-- start of EXCERPT PROVIDED --
I removed the entire GestureIF interface from Entities, and added a new select method on the entity. Instead of entities themselves handling gestures to implement move, I now use the move method to do so. Instead of handling a doubleTap gesture event on the entity, I now user the select method.

type alias EntityIF msg =
    { move : VScene -> UpdateContext msg -> UpdateContext msg
    , select : UpdateContext msg -> UpdateContext msg
    , animate : Posix -> Maybe (Entity msg)
    , position : PScene
    , bbox : BLocal
    , view : ViewContextIF msg -> List (Svg msg)
    }

There was code in each entity to handle pointer drag, and this code needs to implement a small state machine (called GestureCondition in the implementation). This state machine flips into dragging mode when a drag is occurring and back to normal mode when the drag ends.

By removing the logic to drive the state machine from the entities and putting it in the Scene implementation instead, I am able to re-use this logic for all entities, current and future. Once this logic is correctly implemented, it removes the risk that some new entity added to the system can get it wrong. This greatly simplifies the logic each entity needs to implement to handle moves, since each move is now just a 2d vector.

For the Target shape:

onMove trans model raise (UpdateContext uc) =
    { model | pos = Point2d.translateBy trans model.pos }
        |> raise
        |> uc.updateEntity model.id

For the Root which acts as camera controller:

onMove trans _ _ (UpdateContext uc) =
    uc.moveCamera (Vector2d.reverse trans)

(On the UpdateContextIF, setCamera was replaced by moveCamera which is also narrower - the camera can no longer be arbitrarily set, it can only be moved or other specific and limited camera operations that are desirable to expose.)

I like how this now splits low-level gesture handling, from more high-level outcomes. The low-level handling bit happens entirely in the Scene implementation, and each entity provides implementations of more high-level methods that describe better the outcomes that will be applied to them. In this case I implemented doubleTap as triggering select on an entity, and that also leaves open the possibility of triggering the same select outcome in different ways - such as dragging a lasso control around a group of them, or single clicking, or …

Of course this is the well known OO refactoring of ‘pulling up’ a method from a sub-class into a parent one. A specific implementation gets recognised as a re-usable pattern, and pulled up into a place where it can be re-used and applied uniformly over a class of things.
-- end of EXCERPT PROVIDED --
-- start of RECORDS PROVIDED --
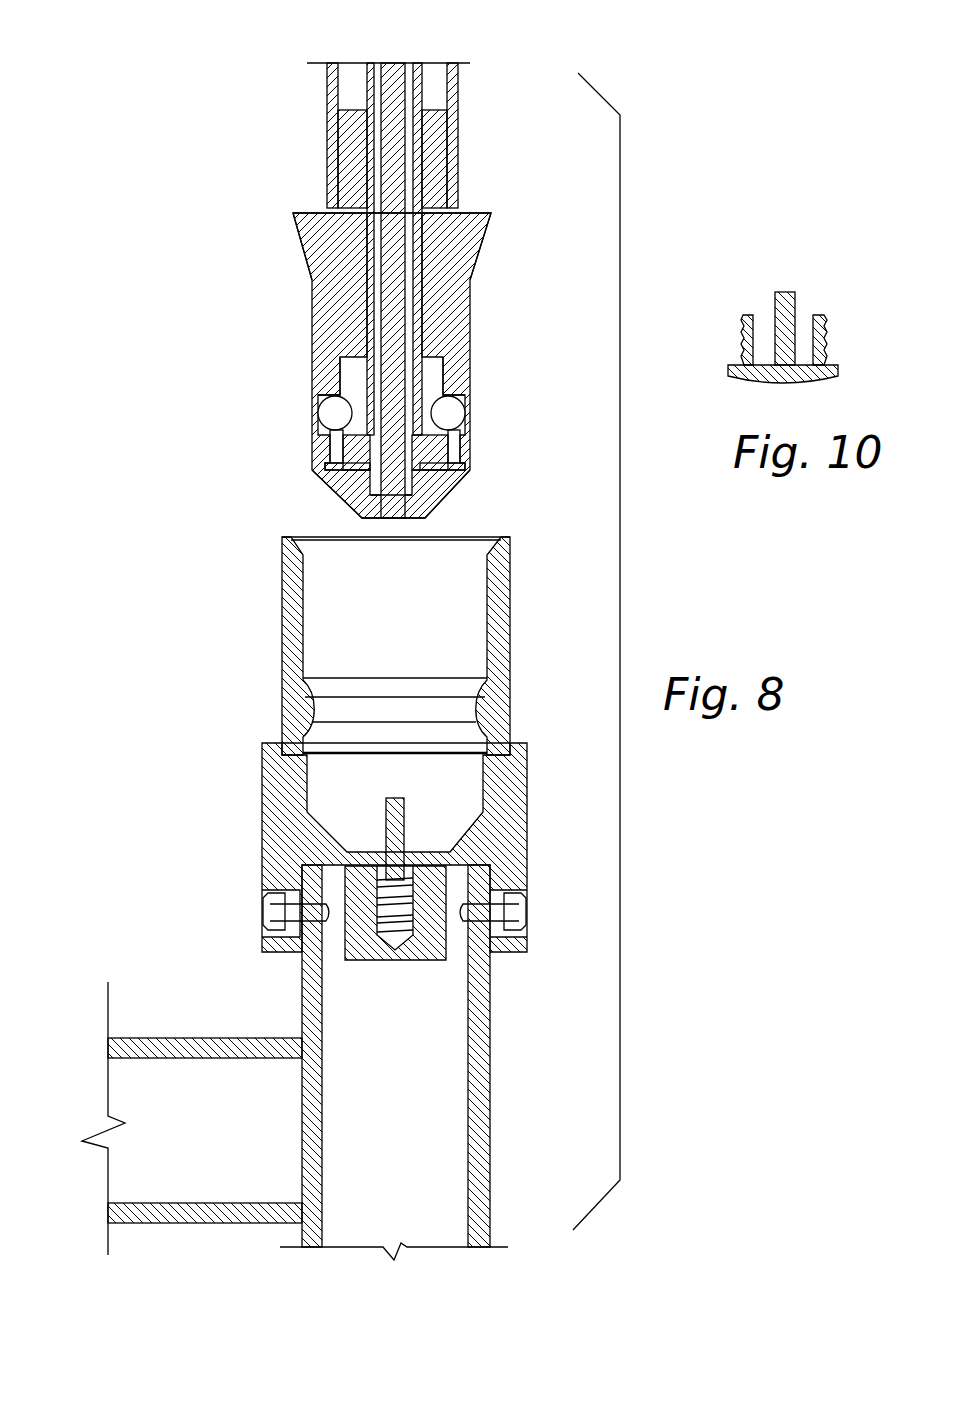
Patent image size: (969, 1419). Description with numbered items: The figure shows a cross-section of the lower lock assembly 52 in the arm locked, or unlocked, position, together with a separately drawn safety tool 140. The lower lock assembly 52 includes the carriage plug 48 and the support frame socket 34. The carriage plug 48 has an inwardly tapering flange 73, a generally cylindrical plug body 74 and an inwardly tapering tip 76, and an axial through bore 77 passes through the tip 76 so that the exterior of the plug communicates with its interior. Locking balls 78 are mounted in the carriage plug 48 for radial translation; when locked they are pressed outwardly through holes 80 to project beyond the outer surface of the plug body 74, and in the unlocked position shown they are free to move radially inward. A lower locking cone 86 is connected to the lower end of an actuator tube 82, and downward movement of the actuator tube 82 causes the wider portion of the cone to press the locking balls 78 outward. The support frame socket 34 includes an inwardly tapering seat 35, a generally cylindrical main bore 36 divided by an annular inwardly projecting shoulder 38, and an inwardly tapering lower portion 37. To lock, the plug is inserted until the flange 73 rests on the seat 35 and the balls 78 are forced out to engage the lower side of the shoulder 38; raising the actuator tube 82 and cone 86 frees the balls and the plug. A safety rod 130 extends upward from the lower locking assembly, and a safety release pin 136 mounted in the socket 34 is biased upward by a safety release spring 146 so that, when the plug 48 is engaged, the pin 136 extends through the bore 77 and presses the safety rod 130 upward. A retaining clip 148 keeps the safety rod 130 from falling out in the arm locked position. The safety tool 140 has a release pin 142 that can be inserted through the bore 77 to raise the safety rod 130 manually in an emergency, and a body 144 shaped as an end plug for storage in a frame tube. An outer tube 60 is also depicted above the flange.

In FIG. 8, the support frame socket 34 is at (318, 522).
In FIG. 8, the inwardly tapering seat 35 is at (489, 544).
In FIG. 8, the main bore 36 is at (485, 606).
In FIG. 8, the inwardly tapering lower portion 37 is at (332, 828).
In FIG. 8, the annular inwardly projecting shoulder 38 is at (478, 710).
In FIG. 8, the carriage plug 48 is at (520, 281).
In FIG. 8, the lower lock assembly 52 is at (213, 461).
In FIG. 8, the outer tube 60 is at (327, 97).
In FIG. 8, the inwardly tapering flange 73 is at (312, 283).
In FIG. 8, the plug body 74 is at (312, 318).
In FIG. 8, the inwardly tapering tip 76 is at (325, 484).
In FIG. 8, the axial through bore 77 is at (403, 527).
In FIG. 8, the locking balls 78 is at (462, 420).
In FIG. 8, the holes 80 is at (462, 405).
In FIG. 8, the actuator tube 82 is at (418, 78).
In FIG. 8, the lower locking cone 86 is at (340, 372).
In FIG. 8, the safety rod 130 is at (387, 61).
In FIG. 8, the safety release pin 136 is at (405, 838).
In FIG. 8, the safety release spring 146 is at (432, 932).
In FIG. 8, the retaining clip 148 is at (410, 435).
In FIG. 10, the safety tool 140 is at (834, 272).
In FIG. 10, the release pin 142 is at (786, 291).
In FIG. 10, the body 144 is at (742, 332).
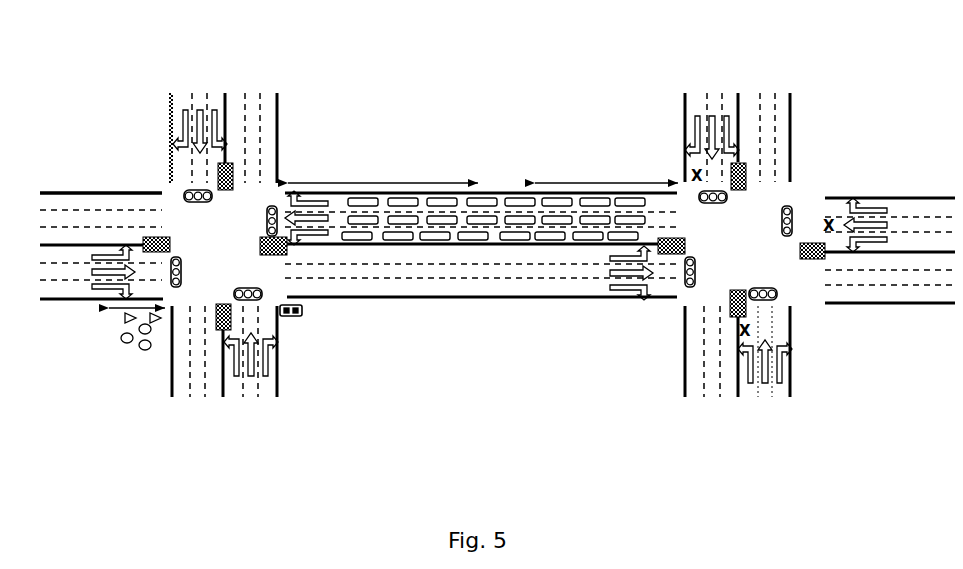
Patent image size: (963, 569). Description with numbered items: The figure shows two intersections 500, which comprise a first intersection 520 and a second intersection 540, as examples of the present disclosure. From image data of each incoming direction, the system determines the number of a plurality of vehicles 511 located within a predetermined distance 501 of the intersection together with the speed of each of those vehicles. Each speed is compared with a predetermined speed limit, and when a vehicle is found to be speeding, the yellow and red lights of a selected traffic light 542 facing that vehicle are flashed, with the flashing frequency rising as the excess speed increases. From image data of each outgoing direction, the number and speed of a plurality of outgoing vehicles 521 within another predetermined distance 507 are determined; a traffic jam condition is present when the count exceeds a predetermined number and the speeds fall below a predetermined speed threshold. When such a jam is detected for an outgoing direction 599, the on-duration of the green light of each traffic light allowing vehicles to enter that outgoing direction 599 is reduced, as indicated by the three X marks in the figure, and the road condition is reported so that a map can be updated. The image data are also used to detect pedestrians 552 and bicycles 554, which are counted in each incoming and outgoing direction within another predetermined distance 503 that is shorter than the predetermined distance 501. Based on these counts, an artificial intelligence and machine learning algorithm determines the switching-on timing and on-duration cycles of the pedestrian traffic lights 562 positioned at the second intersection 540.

The two intersections 500 is at (793, 57).
The predetermined distance 501 is at (383, 170).
The predetermined distance 503 is at (115, 311).
The predetermined distance 507 is at (606, 170).
The plurality of vehicles 511 is at (337, 235).
The first intersection 520 is at (823, 177).
The plurality of outgoing vehicles 521 is at (569, 238).
The second intersection 540 is at (144, 159).
The traffic light 542 is at (275, 202).
The pedestrians 552 is at (138, 352).
The bicycles 554 is at (120, 318).
The pedestrian traffic lights 562 is at (291, 322).
The outgoing direction 599 is at (676, 219).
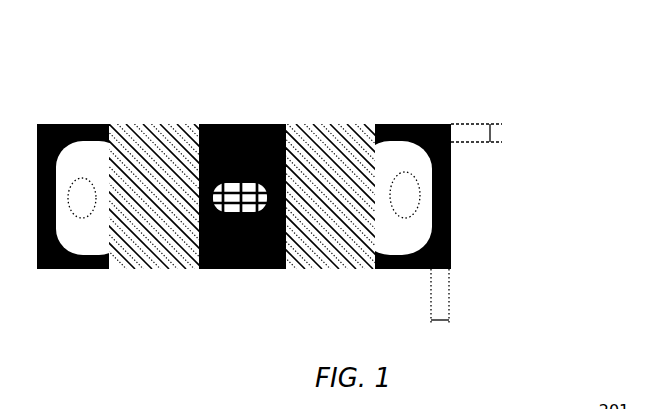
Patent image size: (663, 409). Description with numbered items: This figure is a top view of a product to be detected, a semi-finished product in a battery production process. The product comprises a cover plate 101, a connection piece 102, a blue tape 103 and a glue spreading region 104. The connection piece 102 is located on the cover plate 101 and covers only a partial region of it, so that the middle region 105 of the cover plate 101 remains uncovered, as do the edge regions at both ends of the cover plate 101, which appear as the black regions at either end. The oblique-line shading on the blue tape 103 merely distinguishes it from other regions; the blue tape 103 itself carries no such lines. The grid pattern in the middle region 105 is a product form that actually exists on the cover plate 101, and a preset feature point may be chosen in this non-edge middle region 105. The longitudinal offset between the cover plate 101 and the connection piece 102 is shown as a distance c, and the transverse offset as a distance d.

The cover plate 101 is at (451, 124).
The connection piece 102 is at (90, 238).
The blue tape 103 is at (180, 133).
The glue spreading region 104 is at (80, 198).
The middle region 105 is at (272, 269).
The distance c is at (484, 135).
The distance d is at (440, 308).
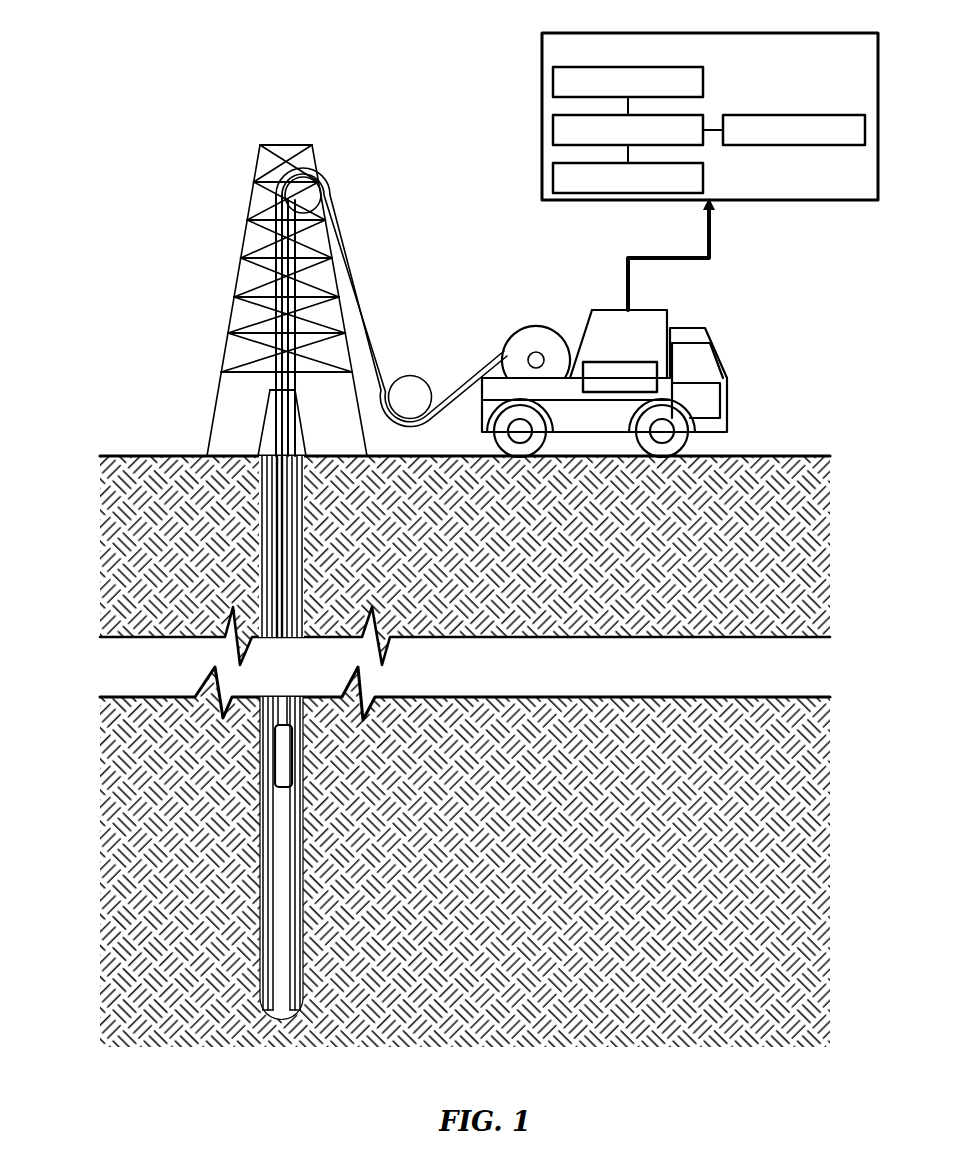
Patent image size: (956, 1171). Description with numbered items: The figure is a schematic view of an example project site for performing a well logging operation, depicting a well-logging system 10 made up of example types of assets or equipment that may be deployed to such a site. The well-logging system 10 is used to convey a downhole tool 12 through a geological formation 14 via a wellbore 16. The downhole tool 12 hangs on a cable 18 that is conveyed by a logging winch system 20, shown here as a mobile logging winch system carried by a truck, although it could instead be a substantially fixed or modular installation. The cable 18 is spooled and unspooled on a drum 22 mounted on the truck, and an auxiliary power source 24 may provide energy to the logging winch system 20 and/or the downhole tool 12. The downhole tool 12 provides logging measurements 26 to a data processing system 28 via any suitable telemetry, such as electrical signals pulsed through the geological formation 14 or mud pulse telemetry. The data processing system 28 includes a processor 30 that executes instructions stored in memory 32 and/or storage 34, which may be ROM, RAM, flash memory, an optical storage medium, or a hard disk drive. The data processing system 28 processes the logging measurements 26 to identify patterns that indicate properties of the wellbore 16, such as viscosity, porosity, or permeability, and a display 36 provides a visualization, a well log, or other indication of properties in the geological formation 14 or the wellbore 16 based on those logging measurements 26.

The well-logging system 10 is at (170, 199).
The downhole tool 12 is at (270, 735).
The geological formation 14 is at (110, 807).
The wellbore 16 is at (250, 511).
The cable 18 is at (376, 293).
The logging winch system 20 is at (594, 342).
The drum 22 is at (533, 327).
The auxiliary power source 24 is at (606, 365).
The logging measurements 26 is at (714, 232).
The data processing system 28 is at (685, 101).
The processor 30 is at (682, 113).
The memory 32 is at (549, 78).
The storage 34 is at (698, 178).
The display 36 is at (797, 111).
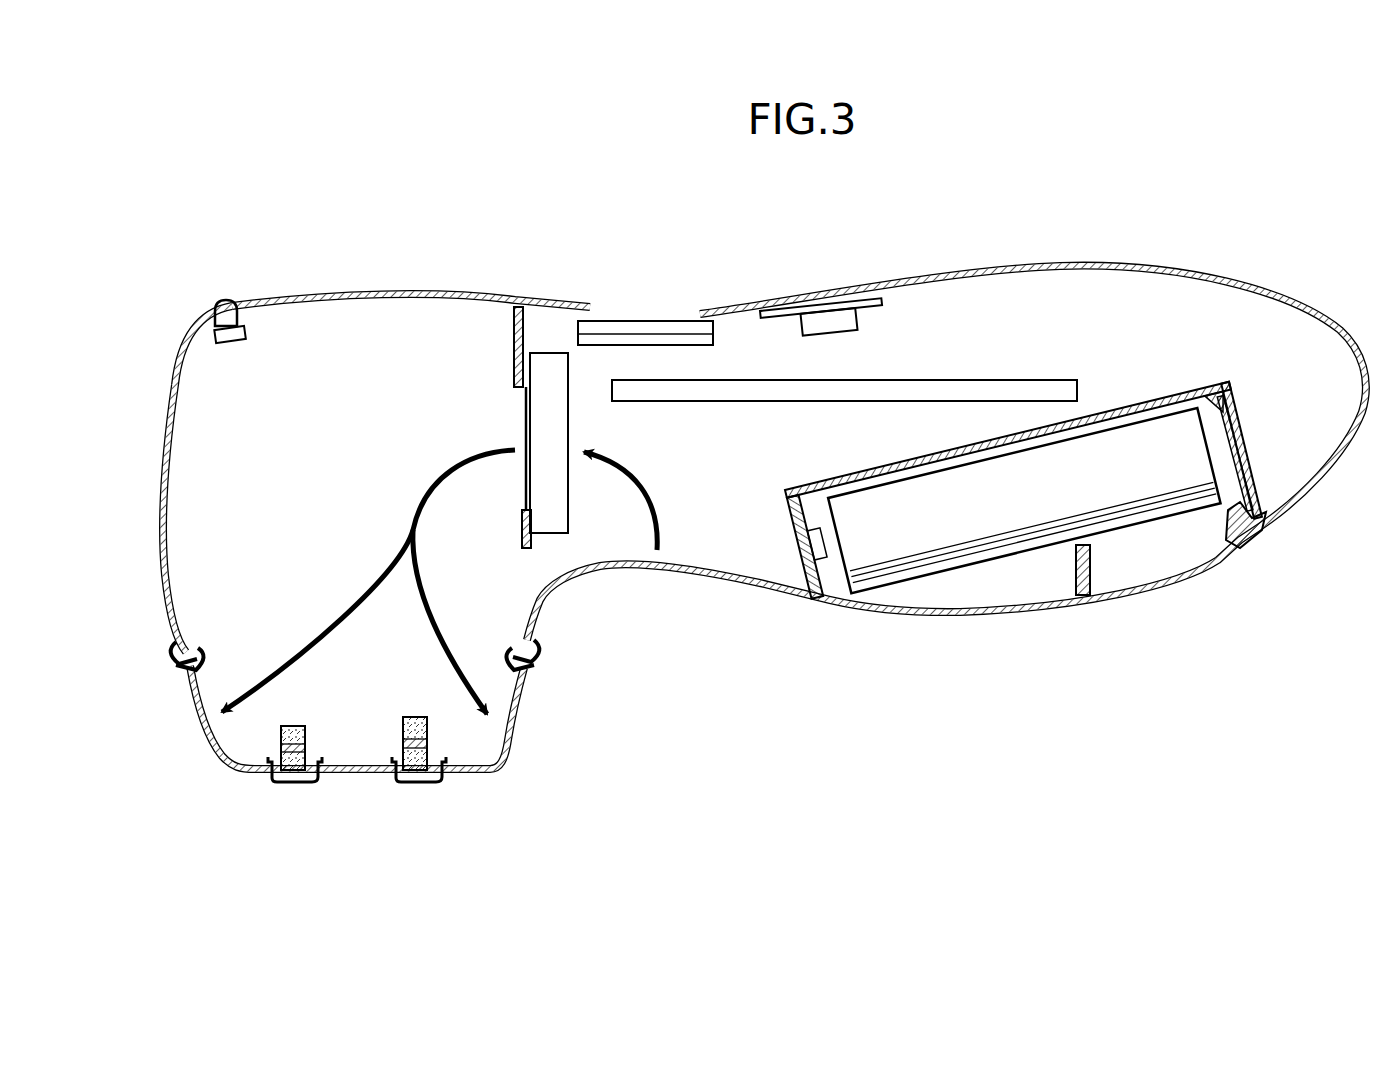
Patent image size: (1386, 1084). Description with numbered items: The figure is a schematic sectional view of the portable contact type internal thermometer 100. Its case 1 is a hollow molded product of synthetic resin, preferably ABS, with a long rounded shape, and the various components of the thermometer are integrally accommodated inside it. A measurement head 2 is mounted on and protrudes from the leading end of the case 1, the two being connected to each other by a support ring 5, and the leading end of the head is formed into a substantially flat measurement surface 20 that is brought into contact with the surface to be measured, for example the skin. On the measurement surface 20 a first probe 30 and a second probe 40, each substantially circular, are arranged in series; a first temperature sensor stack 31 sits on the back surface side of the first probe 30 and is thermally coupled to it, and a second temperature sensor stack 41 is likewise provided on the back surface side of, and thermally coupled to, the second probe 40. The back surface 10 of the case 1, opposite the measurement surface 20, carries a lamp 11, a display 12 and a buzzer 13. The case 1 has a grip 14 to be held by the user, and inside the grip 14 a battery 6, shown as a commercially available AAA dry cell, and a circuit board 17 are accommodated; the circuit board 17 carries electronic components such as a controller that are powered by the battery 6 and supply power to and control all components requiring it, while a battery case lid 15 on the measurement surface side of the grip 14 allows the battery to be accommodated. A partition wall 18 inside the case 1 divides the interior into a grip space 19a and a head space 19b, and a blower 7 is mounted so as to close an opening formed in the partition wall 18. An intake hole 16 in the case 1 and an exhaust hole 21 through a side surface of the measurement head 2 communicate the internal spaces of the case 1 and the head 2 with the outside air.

The case 1 is at (162, 408).
The measurement head 2 is at (190, 682).
The support ring 5 is at (176, 656).
The battery 6 is at (1164, 492).
The blower 7 is at (552, 362).
The back surface 10 is at (998, 264).
The lamp 11 is at (222, 299).
The display 12 is at (646, 322).
The buzzer 13 is at (880, 318).
The grip 14 is at (736, 592).
The battery case lid 15 is at (978, 614).
The intake hole 16 is at (704, 588).
The circuit board 17 is at (1032, 380).
The partition wall 18 is at (515, 352).
The grip space 19a is at (748, 482).
The head space 19b is at (274, 495).
The measurement surface 20 is at (362, 772).
The exhaust hole 21 is at (206, 718).
The first probe 30 is at (292, 772).
The first temperature sensor stack 31 is at (268, 737).
The second probe 40 is at (416, 772).
The second temperature sensor stack 41 is at (438, 737).
The contact type internal thermometer 100 is at (940, 812).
-- end of RECORDS PROVIDED --
PROBLEMS TO SOLVE:
A - List the field names declared in the EntityIF type alias in the excerpt about the entity refactoring.
B - Reproduce the rows starting with the line that contains "Patent image size: (663, 409)." and going on through the line that contains "The distance d is at (440, 308).".

ANSWERS IN ORDER:
A - move, select, animate, position, bbox, view

B -
Patent image size: (663, 409). Description with numbered items: This figure is a top view of a product to be detected, a semi-finished product in a battery production process. The product comprises a cover plate 101, a connection piece 102, a blue tape 103 and a glue spreading region 104. The connection piece 102 is located on the cover plate 101 and covers only a partial region of it, so that the middle region 105 of the cover plate 101 remains uncovered, as do the edge regions at both ends of the cover plate 101, which appear as the black regions at either end. The oblique-line shading on the blue tape 103 merely distinguishes it from other regions; the blue tape 103 itself carries no such lines. The grid pattern in the middle region 105 is a product form that actually exists on the cover plate 101, and a preset feature point may be chosen in this non-edge middle region 105. The longitudinal offset between the cover plate 101 and the connection piece 102 is shown as a distance c, and the transverse offset as a distance d.

The cover plate 101 is at (451, 124).
The connection piece 102 is at (90, 238).
The blue tape 103 is at (180, 133).
The glue spreading region 104 is at (80, 198).
The middle region 105 is at (272, 269).
The distance c is at (484, 135).
The distance d is at (440, 308).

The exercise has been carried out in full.